Write out every entry, unchanged. Skip any picture.

───── EXTRACTED MATERIAL ─────

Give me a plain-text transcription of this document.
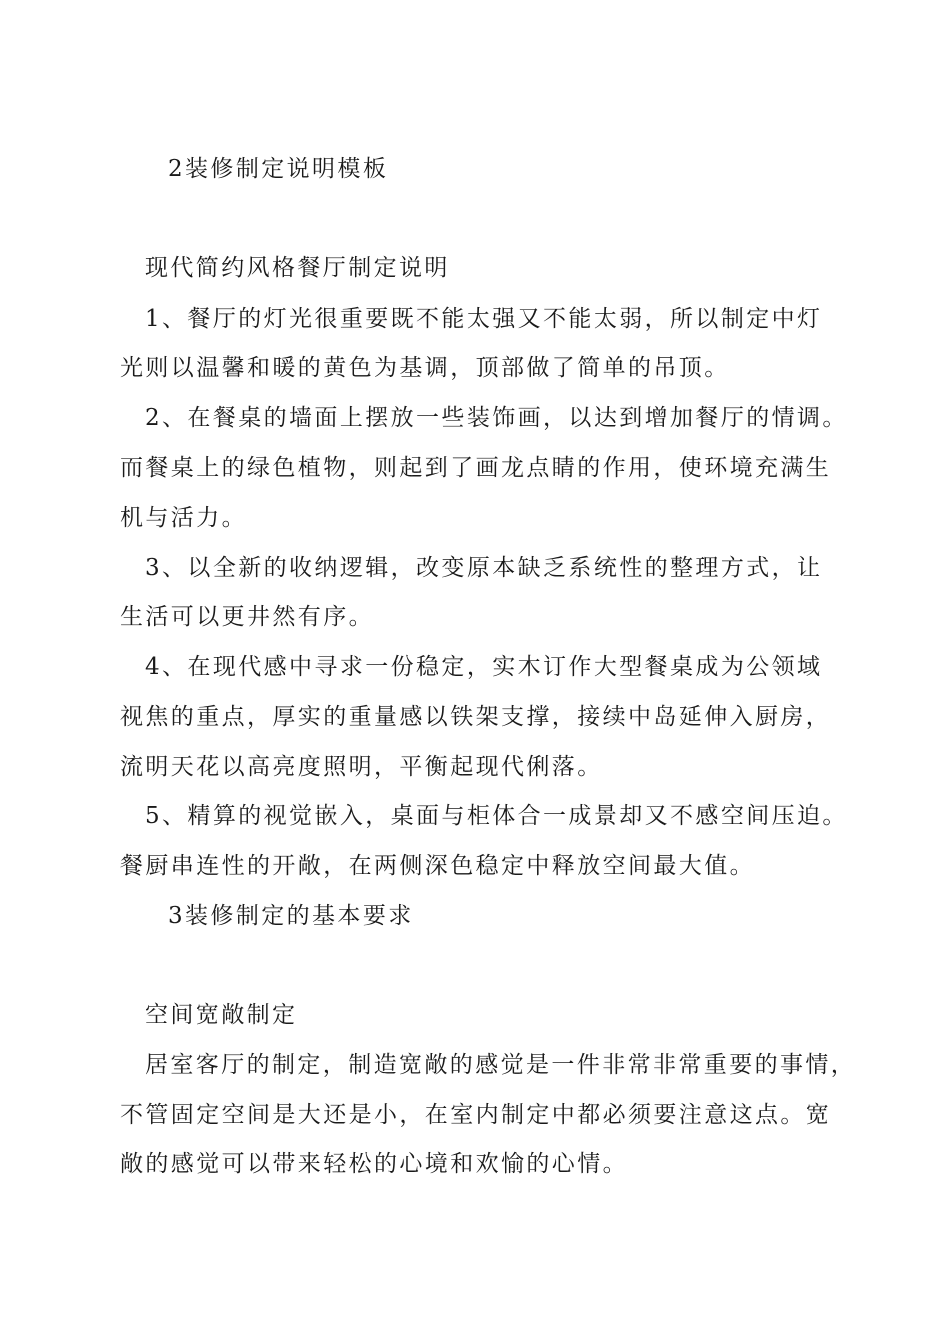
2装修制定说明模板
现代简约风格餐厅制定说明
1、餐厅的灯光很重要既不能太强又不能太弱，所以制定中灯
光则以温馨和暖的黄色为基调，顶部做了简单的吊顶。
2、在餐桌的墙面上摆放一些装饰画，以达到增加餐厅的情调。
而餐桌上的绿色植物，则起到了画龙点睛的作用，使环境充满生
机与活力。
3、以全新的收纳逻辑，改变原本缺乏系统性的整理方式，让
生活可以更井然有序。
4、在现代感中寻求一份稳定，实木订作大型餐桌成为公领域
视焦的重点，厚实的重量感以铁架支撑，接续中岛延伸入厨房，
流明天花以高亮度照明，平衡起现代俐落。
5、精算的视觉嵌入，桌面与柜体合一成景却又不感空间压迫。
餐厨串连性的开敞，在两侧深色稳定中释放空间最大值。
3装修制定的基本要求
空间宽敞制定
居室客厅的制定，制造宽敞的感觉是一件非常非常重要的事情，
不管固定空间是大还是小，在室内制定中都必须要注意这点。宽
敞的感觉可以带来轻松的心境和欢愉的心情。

─────

> **EXERCISE SOLUTION**:
Give me a plain-text transcription of this document.
2装修制定说明模板
现代简约风格餐厅制定说明
1、餐厅的灯光很重要既不能太强又不能太弱，所以制定中灯
光则以温馨和暖的黄色为基调，顶部做了简单的吊顶。
2、在餐桌的墙面上摆放一些装饰画，以达到增加餐厅的情调。
而餐桌上的绿色植物，则起到了画龙点睛的作用，使环境充满生
机与活力。
3、以全新的收纳逻辑，改变原本缺乏系统性的整理方式，让
生活可以更井然有序。
4、在现代感中寻求一份稳定，实木订作大型餐桌成为公领域
视焦的重点，厚实的重量感以铁架支撑，接续中岛延伸入厨房，
流明天花以高亮度照明，平衡起现代俐落。
5、精算的视觉嵌入，桌面与柜体合一成景却又不感空间压迫。
餐厨串连性的开敞，在两侧深色稳定中释放空间最大值。
3装修制定的基本要求
空间宽敞制定
居室客厅的制定，制造宽敞的感觉是一件非常非常重要的事情，
不管固定空间是大还是小，在室内制定中都必须要注意这点。宽
敞的感觉可以带来轻松的心境和欢愉的心情。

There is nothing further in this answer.